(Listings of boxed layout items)
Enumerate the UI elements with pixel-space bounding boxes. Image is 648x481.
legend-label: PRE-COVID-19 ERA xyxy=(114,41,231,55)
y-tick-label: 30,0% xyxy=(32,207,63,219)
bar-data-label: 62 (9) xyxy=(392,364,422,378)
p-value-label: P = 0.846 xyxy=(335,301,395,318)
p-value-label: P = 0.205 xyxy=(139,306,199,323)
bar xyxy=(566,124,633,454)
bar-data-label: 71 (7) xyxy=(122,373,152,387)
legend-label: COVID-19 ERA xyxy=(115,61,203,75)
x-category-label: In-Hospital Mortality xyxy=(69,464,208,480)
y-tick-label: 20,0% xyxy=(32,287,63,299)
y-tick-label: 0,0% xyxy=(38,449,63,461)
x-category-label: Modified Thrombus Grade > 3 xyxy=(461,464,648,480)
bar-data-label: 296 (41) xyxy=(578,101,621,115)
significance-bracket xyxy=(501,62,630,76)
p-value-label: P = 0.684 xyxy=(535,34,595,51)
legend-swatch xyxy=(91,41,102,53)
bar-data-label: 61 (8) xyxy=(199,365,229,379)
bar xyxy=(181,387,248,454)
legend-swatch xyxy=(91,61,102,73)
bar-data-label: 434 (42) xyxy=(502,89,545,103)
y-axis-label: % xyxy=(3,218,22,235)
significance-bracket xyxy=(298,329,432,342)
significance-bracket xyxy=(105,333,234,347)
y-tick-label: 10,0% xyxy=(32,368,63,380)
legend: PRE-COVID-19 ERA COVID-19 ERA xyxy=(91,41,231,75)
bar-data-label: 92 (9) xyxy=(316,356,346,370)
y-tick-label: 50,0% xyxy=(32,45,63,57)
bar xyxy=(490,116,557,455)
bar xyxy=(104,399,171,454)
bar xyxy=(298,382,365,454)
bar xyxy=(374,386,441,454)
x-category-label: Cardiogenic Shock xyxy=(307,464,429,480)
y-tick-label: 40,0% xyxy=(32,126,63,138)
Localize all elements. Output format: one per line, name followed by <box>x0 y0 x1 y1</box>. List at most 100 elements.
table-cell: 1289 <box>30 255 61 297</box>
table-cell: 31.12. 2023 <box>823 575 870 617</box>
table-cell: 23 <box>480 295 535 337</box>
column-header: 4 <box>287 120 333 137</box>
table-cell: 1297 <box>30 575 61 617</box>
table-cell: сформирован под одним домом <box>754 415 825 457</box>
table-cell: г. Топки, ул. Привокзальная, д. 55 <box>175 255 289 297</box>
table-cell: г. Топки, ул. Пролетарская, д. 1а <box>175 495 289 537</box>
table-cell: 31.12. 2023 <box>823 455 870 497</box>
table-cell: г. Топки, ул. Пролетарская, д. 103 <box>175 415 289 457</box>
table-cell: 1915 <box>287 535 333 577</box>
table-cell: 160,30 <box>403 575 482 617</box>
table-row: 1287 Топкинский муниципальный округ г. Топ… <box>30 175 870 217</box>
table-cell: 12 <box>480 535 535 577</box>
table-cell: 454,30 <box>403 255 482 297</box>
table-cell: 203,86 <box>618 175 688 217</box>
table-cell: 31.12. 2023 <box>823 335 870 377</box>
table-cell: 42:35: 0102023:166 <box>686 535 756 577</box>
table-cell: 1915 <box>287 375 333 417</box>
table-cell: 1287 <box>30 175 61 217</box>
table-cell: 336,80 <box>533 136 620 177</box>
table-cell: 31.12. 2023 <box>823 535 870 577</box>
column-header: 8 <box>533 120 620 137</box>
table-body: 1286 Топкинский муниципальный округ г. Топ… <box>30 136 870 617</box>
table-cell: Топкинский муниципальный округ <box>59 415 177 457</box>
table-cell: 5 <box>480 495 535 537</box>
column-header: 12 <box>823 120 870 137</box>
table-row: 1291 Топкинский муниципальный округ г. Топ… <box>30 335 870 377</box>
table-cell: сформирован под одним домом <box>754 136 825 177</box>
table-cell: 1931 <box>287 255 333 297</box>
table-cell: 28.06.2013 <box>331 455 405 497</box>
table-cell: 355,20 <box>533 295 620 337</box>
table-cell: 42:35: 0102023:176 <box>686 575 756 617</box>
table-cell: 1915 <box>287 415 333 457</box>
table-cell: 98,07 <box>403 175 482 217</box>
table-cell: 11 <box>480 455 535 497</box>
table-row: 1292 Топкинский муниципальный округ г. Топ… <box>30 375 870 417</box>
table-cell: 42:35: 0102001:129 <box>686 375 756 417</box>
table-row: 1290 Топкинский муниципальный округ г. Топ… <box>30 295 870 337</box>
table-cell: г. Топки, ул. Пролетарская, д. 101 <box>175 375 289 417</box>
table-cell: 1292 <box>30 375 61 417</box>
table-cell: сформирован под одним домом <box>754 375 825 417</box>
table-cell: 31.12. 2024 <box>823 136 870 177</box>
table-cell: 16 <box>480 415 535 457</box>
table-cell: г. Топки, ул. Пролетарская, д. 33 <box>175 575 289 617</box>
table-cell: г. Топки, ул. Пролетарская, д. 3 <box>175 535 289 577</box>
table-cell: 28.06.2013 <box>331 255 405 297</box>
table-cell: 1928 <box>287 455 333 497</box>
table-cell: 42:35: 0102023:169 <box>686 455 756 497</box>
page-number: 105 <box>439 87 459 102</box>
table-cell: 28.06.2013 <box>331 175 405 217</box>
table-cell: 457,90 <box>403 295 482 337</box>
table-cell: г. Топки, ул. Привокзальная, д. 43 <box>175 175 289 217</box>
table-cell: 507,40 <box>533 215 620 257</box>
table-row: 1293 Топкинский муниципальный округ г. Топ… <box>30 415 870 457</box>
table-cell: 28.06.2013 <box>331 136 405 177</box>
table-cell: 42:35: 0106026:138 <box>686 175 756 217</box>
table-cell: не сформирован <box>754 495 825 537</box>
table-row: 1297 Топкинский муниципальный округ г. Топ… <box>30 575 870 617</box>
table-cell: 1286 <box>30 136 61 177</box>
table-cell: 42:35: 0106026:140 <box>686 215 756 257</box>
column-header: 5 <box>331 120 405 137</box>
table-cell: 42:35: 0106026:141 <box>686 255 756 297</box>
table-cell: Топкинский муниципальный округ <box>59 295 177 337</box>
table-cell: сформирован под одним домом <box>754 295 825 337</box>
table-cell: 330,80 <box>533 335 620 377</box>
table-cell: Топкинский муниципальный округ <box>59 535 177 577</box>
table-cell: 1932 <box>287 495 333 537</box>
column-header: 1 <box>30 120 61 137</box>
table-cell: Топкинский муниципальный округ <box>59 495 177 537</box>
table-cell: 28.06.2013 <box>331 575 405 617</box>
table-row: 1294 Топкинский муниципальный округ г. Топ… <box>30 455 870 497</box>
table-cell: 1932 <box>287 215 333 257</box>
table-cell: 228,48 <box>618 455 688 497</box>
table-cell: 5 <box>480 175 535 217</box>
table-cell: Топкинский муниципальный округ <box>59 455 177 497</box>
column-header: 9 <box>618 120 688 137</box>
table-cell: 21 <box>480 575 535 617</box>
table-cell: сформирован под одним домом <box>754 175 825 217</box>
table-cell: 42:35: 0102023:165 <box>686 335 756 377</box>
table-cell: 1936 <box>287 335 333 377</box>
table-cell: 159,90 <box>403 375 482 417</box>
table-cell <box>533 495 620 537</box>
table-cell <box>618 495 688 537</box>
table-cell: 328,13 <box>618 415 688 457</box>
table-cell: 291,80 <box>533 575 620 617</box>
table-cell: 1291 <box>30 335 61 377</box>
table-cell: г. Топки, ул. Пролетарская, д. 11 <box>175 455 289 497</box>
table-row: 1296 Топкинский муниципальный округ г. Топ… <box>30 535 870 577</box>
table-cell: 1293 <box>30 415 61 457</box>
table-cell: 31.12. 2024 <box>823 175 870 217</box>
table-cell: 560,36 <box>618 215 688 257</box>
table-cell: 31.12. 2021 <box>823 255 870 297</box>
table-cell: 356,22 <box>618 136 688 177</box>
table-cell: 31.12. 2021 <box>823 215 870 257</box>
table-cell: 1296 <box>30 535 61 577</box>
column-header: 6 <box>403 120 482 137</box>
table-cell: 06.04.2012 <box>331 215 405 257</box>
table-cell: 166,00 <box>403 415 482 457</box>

--

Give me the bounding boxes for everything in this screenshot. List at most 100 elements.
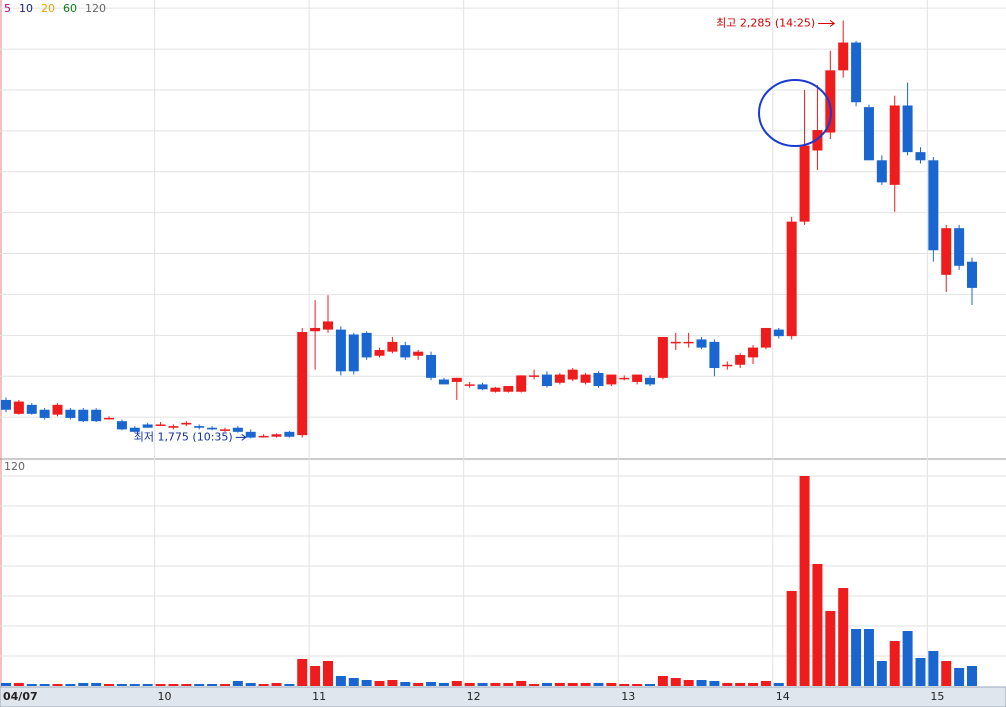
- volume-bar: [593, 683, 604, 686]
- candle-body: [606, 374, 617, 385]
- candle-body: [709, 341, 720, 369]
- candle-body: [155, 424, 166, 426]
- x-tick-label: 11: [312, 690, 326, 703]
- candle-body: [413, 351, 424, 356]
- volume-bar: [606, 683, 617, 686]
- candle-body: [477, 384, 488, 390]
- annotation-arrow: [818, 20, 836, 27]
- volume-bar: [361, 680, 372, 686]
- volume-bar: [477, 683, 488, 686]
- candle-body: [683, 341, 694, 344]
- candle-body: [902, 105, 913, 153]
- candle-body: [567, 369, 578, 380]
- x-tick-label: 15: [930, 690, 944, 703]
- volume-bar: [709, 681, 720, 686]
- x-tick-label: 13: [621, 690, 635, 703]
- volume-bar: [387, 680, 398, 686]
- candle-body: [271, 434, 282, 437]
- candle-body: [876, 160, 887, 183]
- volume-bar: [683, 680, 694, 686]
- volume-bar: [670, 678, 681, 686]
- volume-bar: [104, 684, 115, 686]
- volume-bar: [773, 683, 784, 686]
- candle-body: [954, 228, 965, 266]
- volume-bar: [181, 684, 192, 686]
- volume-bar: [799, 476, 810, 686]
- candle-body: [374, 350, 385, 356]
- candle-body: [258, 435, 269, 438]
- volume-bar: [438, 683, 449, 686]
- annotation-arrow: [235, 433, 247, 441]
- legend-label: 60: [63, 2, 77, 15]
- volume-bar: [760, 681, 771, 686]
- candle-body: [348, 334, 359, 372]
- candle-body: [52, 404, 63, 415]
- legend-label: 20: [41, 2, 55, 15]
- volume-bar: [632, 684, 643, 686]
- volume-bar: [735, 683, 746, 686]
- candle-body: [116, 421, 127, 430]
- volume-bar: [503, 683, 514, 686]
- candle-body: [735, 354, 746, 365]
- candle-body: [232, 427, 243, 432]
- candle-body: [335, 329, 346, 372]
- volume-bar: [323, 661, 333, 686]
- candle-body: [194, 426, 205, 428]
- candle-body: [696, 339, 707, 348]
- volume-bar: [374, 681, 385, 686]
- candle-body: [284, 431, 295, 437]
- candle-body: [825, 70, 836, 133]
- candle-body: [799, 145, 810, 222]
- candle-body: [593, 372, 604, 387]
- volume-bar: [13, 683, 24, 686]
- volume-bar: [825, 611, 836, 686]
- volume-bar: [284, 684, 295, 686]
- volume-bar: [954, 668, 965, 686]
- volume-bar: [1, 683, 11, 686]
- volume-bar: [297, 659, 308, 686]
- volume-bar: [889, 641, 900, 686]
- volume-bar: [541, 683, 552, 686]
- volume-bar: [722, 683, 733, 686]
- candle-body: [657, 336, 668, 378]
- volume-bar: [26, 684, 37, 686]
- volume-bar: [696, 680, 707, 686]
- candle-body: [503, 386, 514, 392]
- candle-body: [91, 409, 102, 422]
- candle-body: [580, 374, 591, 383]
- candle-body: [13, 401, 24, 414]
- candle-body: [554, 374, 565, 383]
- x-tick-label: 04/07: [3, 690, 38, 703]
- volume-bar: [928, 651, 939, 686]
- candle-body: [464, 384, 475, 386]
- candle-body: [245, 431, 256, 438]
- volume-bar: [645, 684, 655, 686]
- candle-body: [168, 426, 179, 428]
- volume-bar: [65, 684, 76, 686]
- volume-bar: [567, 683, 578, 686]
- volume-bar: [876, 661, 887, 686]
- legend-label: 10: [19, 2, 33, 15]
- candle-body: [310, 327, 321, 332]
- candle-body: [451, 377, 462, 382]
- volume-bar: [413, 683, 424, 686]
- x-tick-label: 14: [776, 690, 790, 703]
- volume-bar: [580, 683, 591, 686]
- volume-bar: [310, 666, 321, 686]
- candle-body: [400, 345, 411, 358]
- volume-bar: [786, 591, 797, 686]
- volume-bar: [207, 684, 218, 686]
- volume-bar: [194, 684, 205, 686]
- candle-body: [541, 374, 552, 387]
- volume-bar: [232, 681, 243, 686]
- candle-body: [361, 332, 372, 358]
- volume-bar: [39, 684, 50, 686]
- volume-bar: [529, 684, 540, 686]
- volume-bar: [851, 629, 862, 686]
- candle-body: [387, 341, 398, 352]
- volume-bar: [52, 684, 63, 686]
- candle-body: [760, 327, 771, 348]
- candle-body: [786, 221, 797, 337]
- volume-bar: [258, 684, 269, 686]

---

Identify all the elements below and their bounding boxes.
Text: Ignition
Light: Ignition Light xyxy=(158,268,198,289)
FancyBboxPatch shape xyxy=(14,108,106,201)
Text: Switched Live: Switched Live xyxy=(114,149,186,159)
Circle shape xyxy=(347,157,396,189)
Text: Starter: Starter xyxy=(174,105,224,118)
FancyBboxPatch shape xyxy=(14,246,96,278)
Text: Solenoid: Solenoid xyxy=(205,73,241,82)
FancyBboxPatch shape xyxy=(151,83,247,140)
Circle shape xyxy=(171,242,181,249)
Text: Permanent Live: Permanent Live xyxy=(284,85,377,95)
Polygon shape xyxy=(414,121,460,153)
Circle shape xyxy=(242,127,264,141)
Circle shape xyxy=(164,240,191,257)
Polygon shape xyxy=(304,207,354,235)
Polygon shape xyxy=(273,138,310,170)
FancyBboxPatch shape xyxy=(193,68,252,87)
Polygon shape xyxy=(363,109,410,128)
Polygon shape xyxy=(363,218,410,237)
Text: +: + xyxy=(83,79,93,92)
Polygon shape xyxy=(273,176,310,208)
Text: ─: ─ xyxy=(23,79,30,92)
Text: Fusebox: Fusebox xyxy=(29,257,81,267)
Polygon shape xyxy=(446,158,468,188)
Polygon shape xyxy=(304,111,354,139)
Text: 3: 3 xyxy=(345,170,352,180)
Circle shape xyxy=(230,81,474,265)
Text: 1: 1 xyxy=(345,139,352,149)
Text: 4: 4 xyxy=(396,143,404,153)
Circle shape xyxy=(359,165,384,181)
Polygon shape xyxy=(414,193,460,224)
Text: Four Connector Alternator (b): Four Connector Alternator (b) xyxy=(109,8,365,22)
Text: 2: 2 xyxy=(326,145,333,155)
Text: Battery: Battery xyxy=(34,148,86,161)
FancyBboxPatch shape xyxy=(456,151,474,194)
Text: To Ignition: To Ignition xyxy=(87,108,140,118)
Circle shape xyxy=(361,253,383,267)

**Task to carry out:** Change every "candle-body" to "candlestick-body" in the records, from the line with "- volume-bar: [593, 683, 604, 686]" through the line with "- x-tick-label: 13: [621, 690, 635, 703]". Return only those lines, with everything else left the same.

**Result of the task:**
- volume-bar: [593, 683, 604, 686]
- candlestick-body: [606, 374, 617, 385]
- candlestick-body: [709, 341, 720, 369]
- candlestick-body: [155, 424, 166, 426]
- x-tick-label: 11: [312, 690, 326, 703]
- candlestick-body: [413, 351, 424, 356]
- volume-bar: [606, 683, 617, 686]
- candlestick-body: [477, 384, 488, 390]
- annotation-arrow: [818, 20, 836, 27]
- volume-bar: [361, 680, 372, 686]
- volume-bar: [477, 683, 488, 686]
- candlestick-body: [683, 341, 694, 344]
- candlestick-body: [902, 105, 913, 153]
- candlestick-body: [567, 369, 578, 380]
- x-tick-label: 15: [930, 690, 944, 703]
- volume-bar: [709, 681, 720, 686]
- x-tick-label: 13: [621, 690, 635, 703]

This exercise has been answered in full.